**Instruction:** Review the lines that follow and copy each one that contains the word "qualsiasi".

--- BEGIN The data ---

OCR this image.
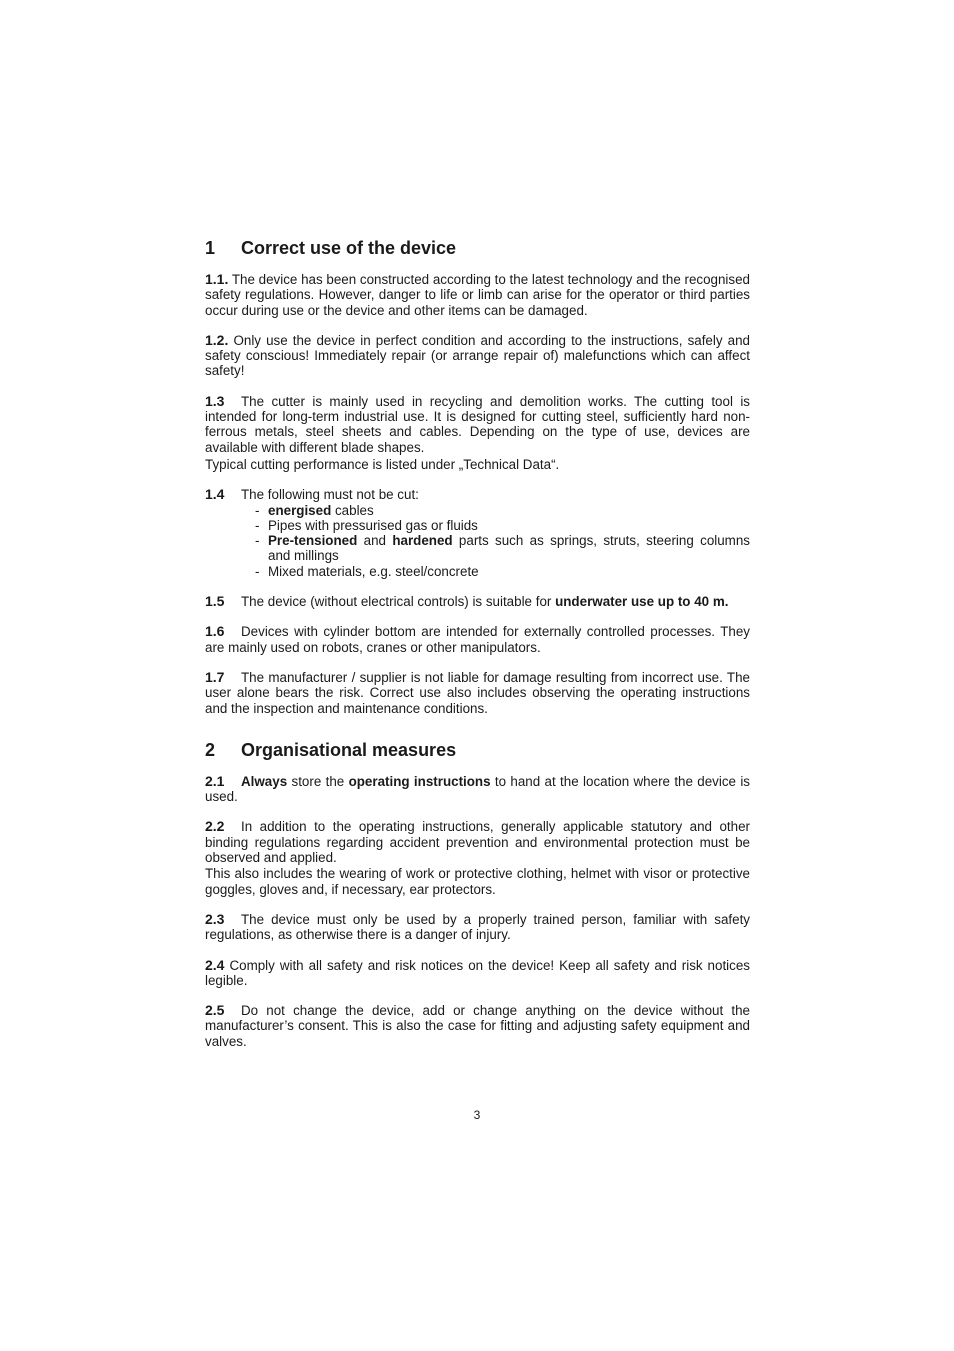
1 Correct use of the device

1.1. The device has been constructed according to the latest technology and the recognised safety regulations. However, danger to life or limb can arise for the operator or third parties occur during use or the device and other items can be damaged.

1.2. Only use the device in perfect condition and according to the instructions, safely and safety conscious! Immediately repair (or arrange repair of) malefunctions which can affect safety!

1.3 The cutter is mainly used in recycling and demolition works. The cutting tool is intended for long-term industrial use. It is designed for cutting steel, sufficiently hard non-ferrous metals, steel sheets and cables. Depending on the type of use, devices are available with different blade shapes.

Typical cutting performance is listed under „Technical Data“.

1.4 The following must not be cut:

- energised cables
- Pipes with pressurised gas or fluids
- Pre-tensioned and hardened parts such as springs, struts, steering columns and millings
- Mixed materials, e.g. steel/concrete

1.5 The device (without electrical controls) is suitable for underwater use up to 40 m.

1.6 Devices with cylinder bottom are intended for externally controlled processes. They are mainly used on robots, cranes or other manipulators.

1.7 The manufacturer / supplier is not liable for damage resulting from incorrect use. The user alone bears the risk. Correct use also includes observing the operating instructions and the inspection and maintenance conditions.

2 Organisational measures

2.1 Always store the operating instructions to hand at the location where the device is used.

2.2 In addition to the operating instructions, generally applicable statutory and other binding regulations regarding accident prevention and environmental protection must be observed and applied.

This also includes the wearing of work or protective clothing, helmet with visor or protective goggles, gloves and, if necessary, ear protectors.

2.3 The device must only be used by a properly trained person, familiar with safety regulations, as otherwise there is a danger of injury.

2.4 Comply with all safety and risk notices on the device! Keep all safety and risk notices legible.

2.5 Do not change the device, add or change anything on the device without the manufacturer’s consent. This is also the case for fitting and adjusting safety equipment and valves.

3
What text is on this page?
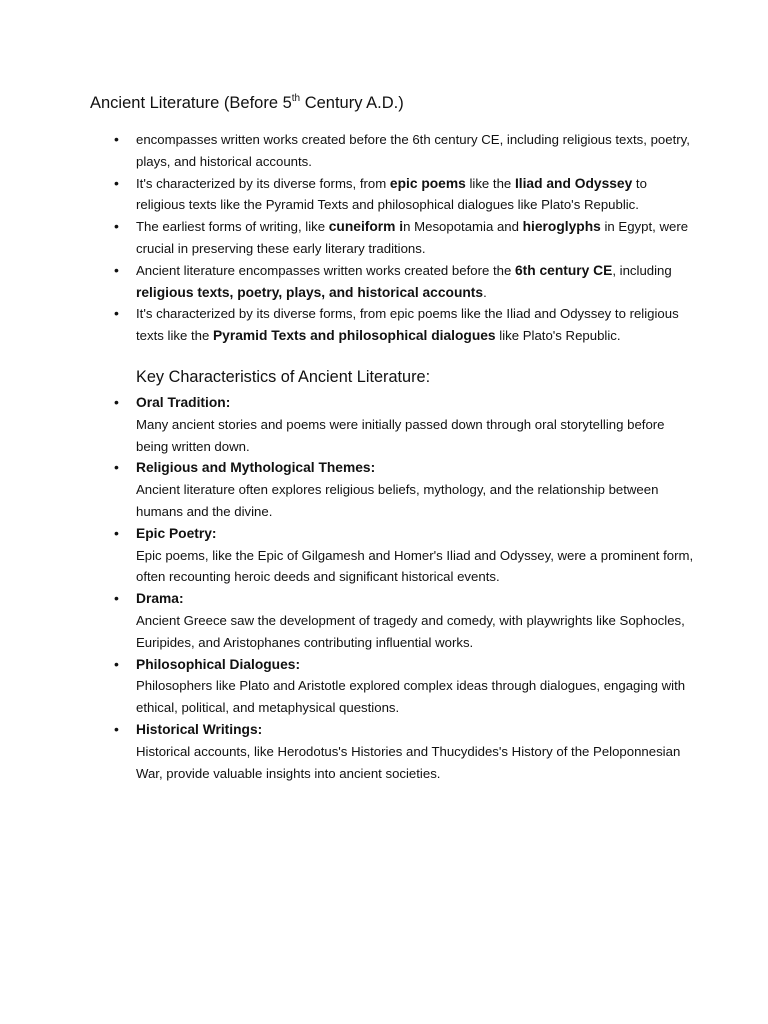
Ancient Literature (Before 5th Century A.D.)
• encompasses written works created before the 6th century CE, including religious texts, poetry, plays, and historical accounts.
• It's characterized by its diverse forms, from epic poems like the Iliad and Odyssey to religious texts like the Pyramid Texts and philosophical dialogues like Plato's Republic.
• The earliest forms of writing, like cuneiform in Mesopotamia and hieroglyphs in Egypt, were crucial in preserving these early literary traditions.
• Ancient literature encompasses written works created before the 6th century CE, including religious texts, poetry, plays, and historical accounts.
• It's characterized by its diverse forms, from epic poems like the Iliad and Odyssey to religious texts like the Pyramid Texts and philosophical dialogues like Plato's Republic.
Key Characteristics of Ancient Literature:
• Oral Tradition:
Many ancient stories and poems were initially passed down through oral storytelling before being written down.
• Religious and Mythological Themes:
Ancient literature often explores religious beliefs, mythology, and the relationship between humans and the divine.
• Epic Poetry:
Epic poems, like the Epic of Gilgamesh and Homer's Iliad and Odyssey, were a prominent form, often recounting heroic deeds and significant historical events.
• Drama:
Ancient Greece saw the development of tragedy and comedy, with playwrights like Sophocles, Euripides, and Aristophanes contributing influential works.
• Philosophical Dialogues:
Philosophers like Plato and Aristotle explored complex ideas through dialogues, engaging with ethical, political, and metaphysical questions.
• Historical Writings:
Historical accounts, like Herodotus's Histories and Thucydides's History of the Peloponnesian War, provide valuable insights into ancient societies.
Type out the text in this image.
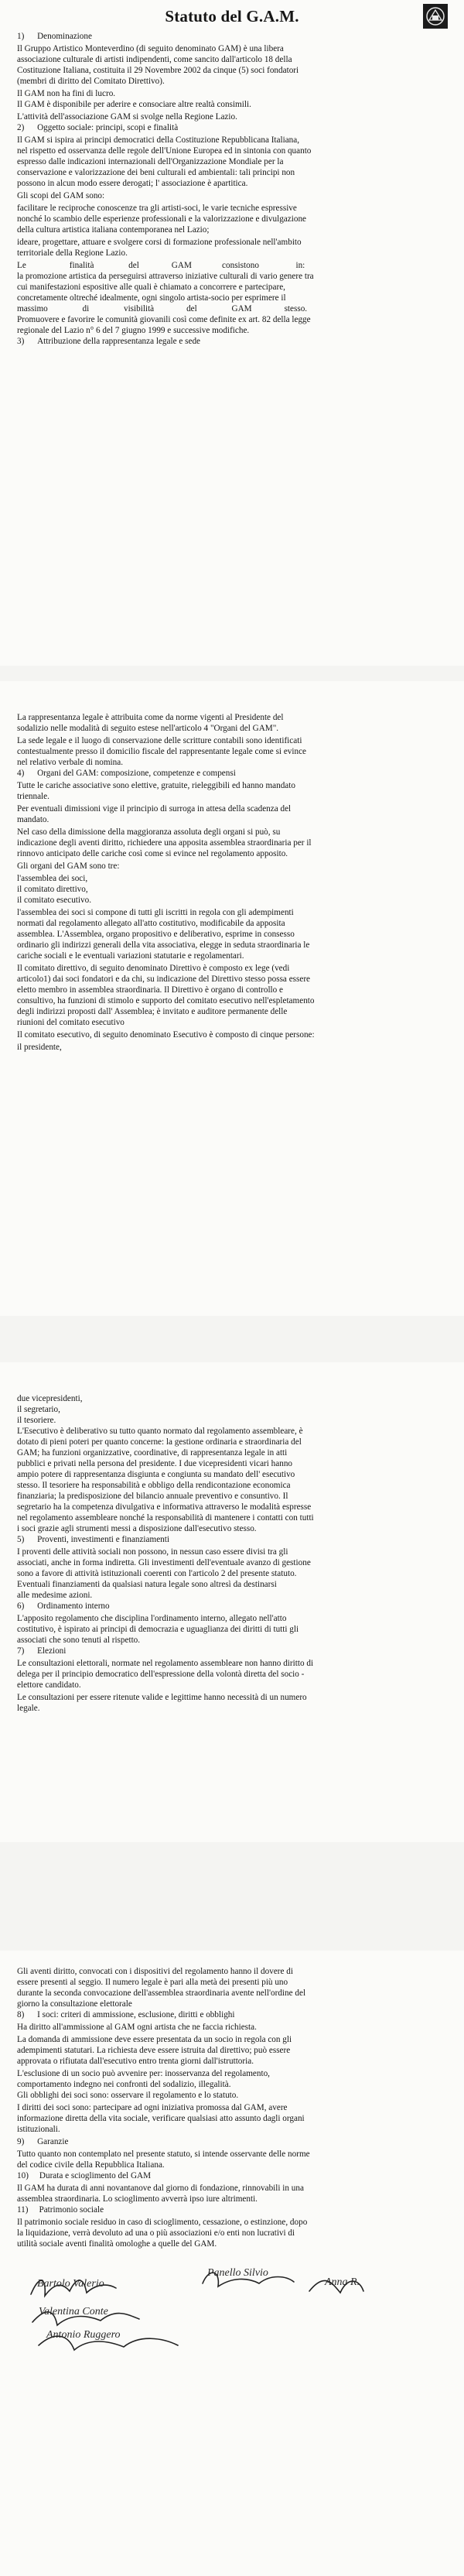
Statuto del G.A.M.
1)      Denominazione
Il Gruppo Artistico Monteverdino (di seguito denominato GAM) è una libera
associazione culturale di artisti indipendenti, come sancito dall'articolo 18 della
Costituzione Italiana, costituita il 29 Novembre 2002 da cinque (5) soci fondatori
(membri di diritto del Comitato Direttivo).
Il GAM non ha fini di lucro.
Il GAM è disponibile per aderire e consociare altre realtà consimili.
L'attività dell'associazione GAM si svolge nella Regione Lazio.
2)      Oggetto sociale: principi, scopi e finalità
Il GAM si ispira ai principi democratici della Costituzione Repubblicana Italiana,
nel rispetto ed osservanza delle regole dell'Unione Europea ed in sintonia con quanto
espresso dalle indicazioni internazionali dell'Organizzazione Mondiale per la
conservazione e valorizzazione dei beni culturali ed ambientali: tali principi non
possono in alcun modo essere derogati; l' associazione è apartitica.
Gli scopi del GAM sono:
facilitare le reciproche conoscenze tra gli artisti-soci, le varie tecniche espressive
nonché lo scambio delle esperienze professionali e la valorizzazione e divulgazione
della cultura artistica italiana contemporanea nel Lazio;
ideare, progettare, attuare e svolgere corsi di formazione professionale nell'ambito
territoriale della Regione Lazio.
Le                    finalità                del               GAM              consistono                 in:
la promozione artistica da perseguirsi attraverso iniziative culturali di vario genere tra
cui manifestazioni espositive alle quali è chiamato a concorrere e partecipare,
concretamente oltreché idealmente, ogni singolo artista-socio per esprimere il
massimo                di                visibilità               del                GAM               stesso.
Promuovere e favorire le comunità giovanili così come definite ex art. 82 della legge
regionale del Lazio n° 6 del 7 giugno 1999 e successive modifiche.
3)      Attribuzione della rappresentanza legale e sede
La rappresentanza legale è attribuita come da norme vigenti al Presidente del
sodalizio nelle modalità di seguito estese nell'articolo 4 "Organi del GAM".
La sede legale e il luogo di conservazione delle scritture contabili sono identificati
contestualmente presso il domicilio fiscale del rappresentante legale come si evince
nel relativo verbale di nomina.
4)      Organi del GAM: composizione, competenze e compensi
Tutte le cariche associative sono elettive, gratuite, rieleggibili ed hanno mandato
triennale.
Per eventuali dimissioni vige il principio di surroga in attesa della scadenza del
mandato.
Nel caso della dimissione della maggioranza assoluta degli organi si può, su
indicazione degli aventi diritto, richiedere una apposita assemblea straordinaria per il
rinnovo anticipato delle cariche così come si evince nel regolamento apposito.
Gli organi del GAM sono tre:
l'assemblea dei soci,
il comitato direttivo,
il comitato esecutivo.
l'assemblea dei soci si compone di tutti gli iscritti in regola con gli adempimenti
normati dal regolamento allegato all'atto costitutivo, modificabile da apposita
assemblea. L'Assemblea, organo propositivo e deliberativo, esprime in consesso
ordinario gli indirizzi generali della vita associativa, elegge in seduta straordinaria le
cariche sociali e le eventuali variazioni statutarie e regolamentari.
Il comitato direttivo, di seguito denominato Direttivo è composto ex lege (vedi
articolo1) dai soci fondatori e da chi, su indicazione del Direttivo stesso possa essere
eletto membro in assemblea straordinaria. Il Direttivo è organo di controllo e
consultivo, ha funzioni di stimolo e supporto del comitato esecutivo nell'espletamento
degli indirizzi proposti dall' Assemblea; è invitato e auditore permanente delle
riunioni del comitato esecutivo
Il comitato esecutivo, di seguito denominato Esecutivo è composto di cinque persone:
il presidente,
due vicepresidenti,
il segretario,
il tesoriere.
L'Esecutivo è deliberativo su tutto quanto normato dal regolamento assembleare, è
dotato di pieni poteri per quanto concerne: la gestione ordinaria e straordinaria del
GAM; ha funzioni organizzative, coordinative, di rappresentanza legale in atti
pubblici e privati nella persona del presidente. I due vicepresidenti vicari hanno
ampio potere di rappresentanza disgiunta e congiunta su mandato dell' esecutivo
stesso. Il tesoriere ha responsabilità e obbligo della rendicontazione economica
finanziaria; la predisposizione del bilancio annuale preventivo e consuntivo. Il
segretario ha la competenza divulgativa e informativa attraverso le modalità espresse
nel regolamento assembleare nonché la responsabilità di mantenere i contatti con tutti
i soci grazie agli strumenti messi a disposizione dall'esecutivo stesso.
5)      Proventi, investimenti e finanziamenti
I proventi delle attività sociali non possono, in nessun caso essere divisi tra gli
associati, anche in forma indiretta. Gli investimenti dell'eventuale avanzo di gestione
sono a favore di attività istituzionali coerenti con l'articolo 2 del presente statuto.
Eventuali finanziamenti da qualsiasi natura legale sono altresì da destinarsi
alle medesime azioni.
6)      Ordinamento interno
L'apposito regolamento che disciplina l'ordinamento interno, allegato nell'atto
costitutivo, è ispirato ai principi di democrazia e uguaglianza dei diritti di tutti gli
associati che sono tenuti al rispetto.
7)      Elezioni
Le consultazioni elettorali, normate nel regolamento assembleare non hanno diritto di
delega per il principio democratico dell'espressione della volontà diretta del socio -
elettore candidato.
Le consultazioni per essere ritenute valide e legittime hanno necessità di un numero
legale.
Gli aventi diritto, convocati con i dispositivi del regolamento hanno il dovere di
essere presenti al seggio. Il numero legale è pari alla metà dei presenti più uno
durante la seconda convocazione dell'assemblea straordinaria avente nell'ordine del
giorno la consultazione elettorale
8)      I soci: criteri di ammissione, esclusione, diritti e obblighi
Ha diritto all'ammissione al GAM ogni artista che ne faccia richiesta.
La domanda di ammissione deve essere presentata da un socio in regola con gli
adempimenti statutari. La richiesta deve essere istruita dal direttivo; può essere
approvata o rifiutata dall'esecutivo entro trenta giorni dall'istruttoria.
L'esclusione di un socio può avvenire per: inosservanza del regolamento,
comportamento indegno nei confronti del sodalizio, illegalità.
Gli obblighi dei soci sono: osservare il regolamento e lo statuto.
I diritti dei soci sono: partecipare ad ogni iniziativa promossa dal GAM, avere
informazione diretta della vita sociale, verificare qualsiasi atto assunto dagli organi
istituzionali.
9)      Garanzie
Tutto quanto non contemplato nel presente statuto, si intende osservante delle norme
del codice civile della Repubblica Italiana.
10)     Durata e scioglimento del GAM
Il GAM ha durata di anni novantanove dal giorno di fondazione, rinnovabili in una
assemblea straordinaria. Lo scioglimento avverrà ipso iure altrimenti.
11)     Patrimonio sociale
Il patrimonio sociale residuo in caso di scioglimento, cessazione, o estinzione, dopo
la liquidazione, verrà devoluto ad una o più associazioni e/o enti non lucrativi di
utilità sociale aventi finalità omologhe a quelle del GAM.
Bartolo Valerio
Panello Silvio
Valentina Conte
Antonio Ruggero
Anna R.
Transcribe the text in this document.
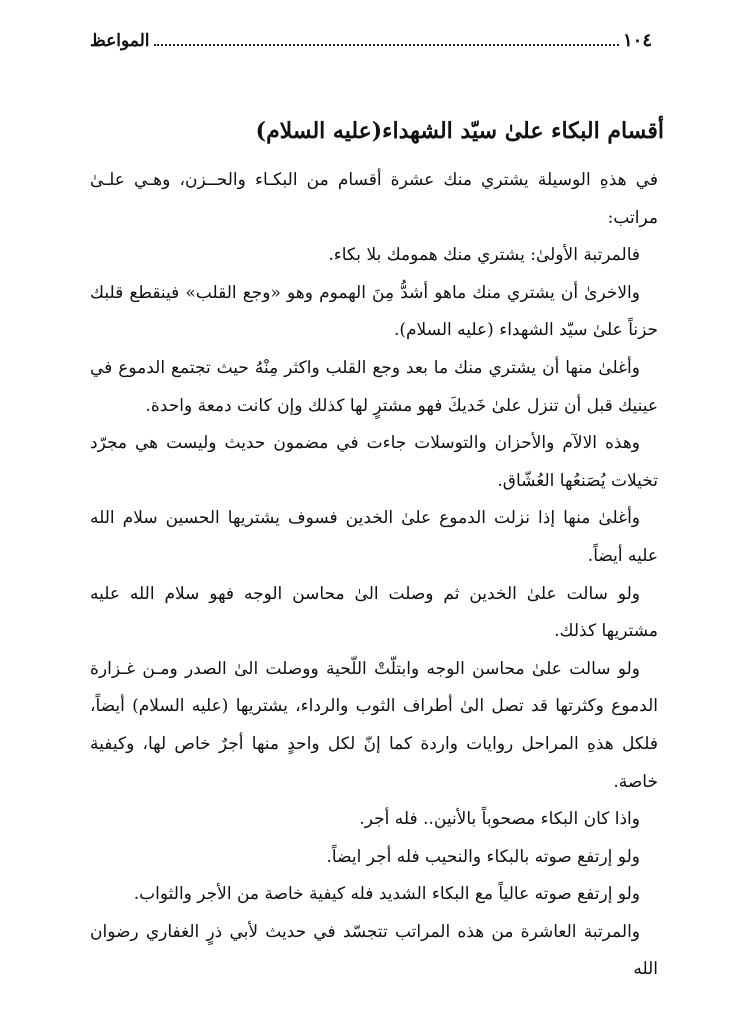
١٠٤
المواعظ
أقسام البكاء علىٰ سيّد الشهداء(عليه السلام)

في هذهِ الوسيلة يشتري منك عشرة أقسام من البكـاء والحــزن، وهـي علـىٰ مراتب:

فالمرتبة الأولىٰ: يشتري منك همومك بلا بكاء.

والاخرىٰ أن يشتري منك ماهو أشدُّ مِنَ الهموم وهو «وجع القلب» فينقطع قلبك حزناً علىٰ سيّد الشهداء (عليه السلام).

وأغلىٰ منها أن يشتري منك ما بعد وجع القلب واكثر مِنْهُ حيث تجتمع الدموع في عينيك قبل أن تنزل علىٰ خَديكَ فهو مشترٍ لها كذلك وإن كانت دمعة واحدة.

وهذه الالآم والأحزان والتوسلات جاءت في مضمون حديث وليست هي مجرّد تخيلات يُصَنعُها العُشّاق.

وأغلىٰ منها إذا نزلت الدموع علىٰ الخدين فسوف يشتريها الحسين سلام الله عليه أيضاً.

ولو سالت علىٰ الخدين ثم وصلت الىٰ محاسن الوجه فهو سلام الله عليه مشتريها كذلك.

ولو سالت علىٰ محاسن الوجه وابتلّتْ اللّحية ووصلت الىٰ الصدر ومـن غـزارة الدموع وكثرتها قد تصل الىٰ أطراف الثوب والرداء، يشتريها (عليه السلام) أيضاً، فلكل هذهِ المراحل روايات واردة كما إنّ لكل واحدٍ منها أجرٌ خاص لها، وكيفية خاصة.

واذا كان البكاء مصحوباً بالأنين.. فله أجر.

ولو إرتفع صوته بالبكاء والنحيب فله أجر ايضاً.

ولو إرتفع صوته عالياً مع البكاء الشديد فله كيفية خاصة من الأجر والثواب.

والمرتبة العاشرة من هذه المراتب تتجسّد في حديث لأبي ذرٍ الغفاري رضوان الله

--- END The data ---

**Task output:**
Eventuali finanziamenti da qualsiasi natura legale sono altresì da destinarsi
informazione diretta della vita sociale, verificare qualsiasi atto assunto dagli organi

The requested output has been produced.